DIRECTIONS: Reproduce the listing verbatim, starting at its first line and ending with the line that contains "- title-line-1: Середньомісячні", inclusive.

(Layout region records)

....

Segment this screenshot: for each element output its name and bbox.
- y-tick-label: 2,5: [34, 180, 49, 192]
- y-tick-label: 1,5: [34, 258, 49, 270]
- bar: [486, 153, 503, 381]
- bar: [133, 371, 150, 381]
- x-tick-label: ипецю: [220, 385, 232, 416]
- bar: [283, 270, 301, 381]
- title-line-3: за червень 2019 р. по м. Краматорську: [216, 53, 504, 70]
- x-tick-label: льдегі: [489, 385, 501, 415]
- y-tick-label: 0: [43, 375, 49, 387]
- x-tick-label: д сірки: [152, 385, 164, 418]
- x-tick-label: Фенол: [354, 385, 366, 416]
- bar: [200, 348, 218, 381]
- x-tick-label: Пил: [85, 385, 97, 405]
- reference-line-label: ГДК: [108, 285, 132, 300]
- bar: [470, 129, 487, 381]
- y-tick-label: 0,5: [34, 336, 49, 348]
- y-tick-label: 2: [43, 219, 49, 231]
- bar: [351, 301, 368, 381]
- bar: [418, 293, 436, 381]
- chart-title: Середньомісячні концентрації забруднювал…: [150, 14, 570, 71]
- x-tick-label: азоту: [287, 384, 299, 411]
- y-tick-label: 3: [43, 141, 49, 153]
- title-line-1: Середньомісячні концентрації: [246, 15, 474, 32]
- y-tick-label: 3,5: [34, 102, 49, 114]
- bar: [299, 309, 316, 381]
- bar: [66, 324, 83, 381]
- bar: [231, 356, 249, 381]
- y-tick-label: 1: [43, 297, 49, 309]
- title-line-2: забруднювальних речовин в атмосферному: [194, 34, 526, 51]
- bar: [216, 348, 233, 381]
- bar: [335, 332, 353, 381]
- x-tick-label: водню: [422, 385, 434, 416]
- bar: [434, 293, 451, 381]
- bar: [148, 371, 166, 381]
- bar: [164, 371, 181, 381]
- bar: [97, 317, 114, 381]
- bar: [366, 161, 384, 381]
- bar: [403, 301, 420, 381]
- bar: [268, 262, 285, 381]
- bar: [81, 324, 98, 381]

....

OUTPUT OF THE TASK:
Segment this screenshot: for each element output its name and bbox.
- y-tick-label: 2,5: [34, 180, 49, 192]
- y-tick-label: 1,5: [34, 258, 49, 270]
- bar: [486, 153, 503, 381]
- bar: [133, 371, 150, 381]
- x-tick-label: ипецю: [220, 385, 232, 416]
- bar: [283, 270, 301, 381]
- title-line-3: за червень 2019 р. по м. Краматорську: [216, 53, 504, 70]
- x-tick-label: льдегі: [489, 385, 501, 415]
- y-tick-label: 0: [43, 375, 49, 387]
- x-tick-label: д сірки: [152, 385, 164, 418]
- x-tick-label: Фенол: [354, 385, 366, 416]
- bar: [200, 348, 218, 381]
- x-tick-label: Пил: [85, 385, 97, 405]
- reference-line-label: ГДК: [108, 285, 132, 300]
- bar: [470, 129, 487, 381]
- y-tick-label: 0,5: [34, 336, 49, 348]
- y-tick-label: 2: [43, 219, 49, 231]
- bar: [351, 301, 368, 381]
- bar: [418, 293, 436, 381]
- chart-title: Середньомісячні концентрації забруднювал…: [150, 14, 570, 71]
- x-tick-label: азоту: [287, 384, 299, 411]
- y-tick-label: 3: [43, 141, 49, 153]
- title-line-1: Середньомісячні концентрації: [246, 15, 474, 32]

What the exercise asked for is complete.